*取り組む課題*. 本文に出てくる西暦の年をすべて挙げ、古い順に並べなさい。

*本文*.
•••
山田祥平のRe:config.sys

インターネットという言葉



 1985年4月、旧電信電話公社は日本電信電話株式会社として民営化された。つまるところは今のNTTだ。電気通信事業法の改正によるもので、これを期に、電気通信は自由競争の時代に入り、新規民間通信事業者が次々に電気通信事業に参入した。

 この法律の改正は、民間の企業が他人の通信を媒介することが許されるようになったという点で画期的だった。さらには、お墨付きの通信機器以外を自由に回線に接続することもできる。すなわち、パソコンに市販のモデムをつなぎ、電話回線を介しておおっぴらにデータ通信ができるようになったのだ。

●通信の自由化とパソコン通信サービス

 通信の完全な自由化に至るまでの道のりは遠く、1971年に第一次回線開放として公衆通信回線と特定通信回線の相互接続が認められ、1982年に第二次回線開放としてデータ処理を加えて他人の通信を媒介する限り、相互接続が自由になったというステップがある。逆にいえば、データ処理をしないストレートなメール配信のような、他人の通信の媒介は許されていなかったのだ。だから、一般の企業がパソコン通信サービスの運用を開始するには、この年を待たなければならなかった。
•••
*データ抜粋*.

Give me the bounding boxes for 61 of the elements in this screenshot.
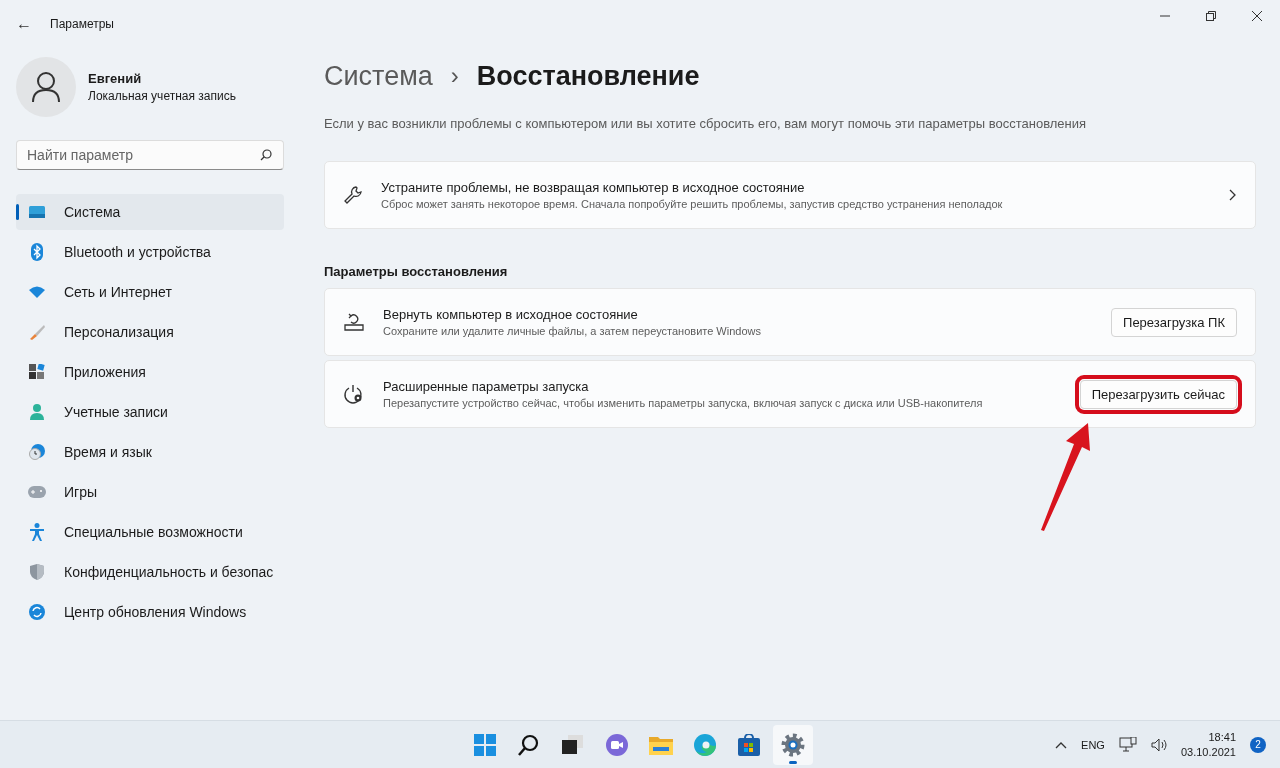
•••
*練習の解答*. 1971年、1982年、1985年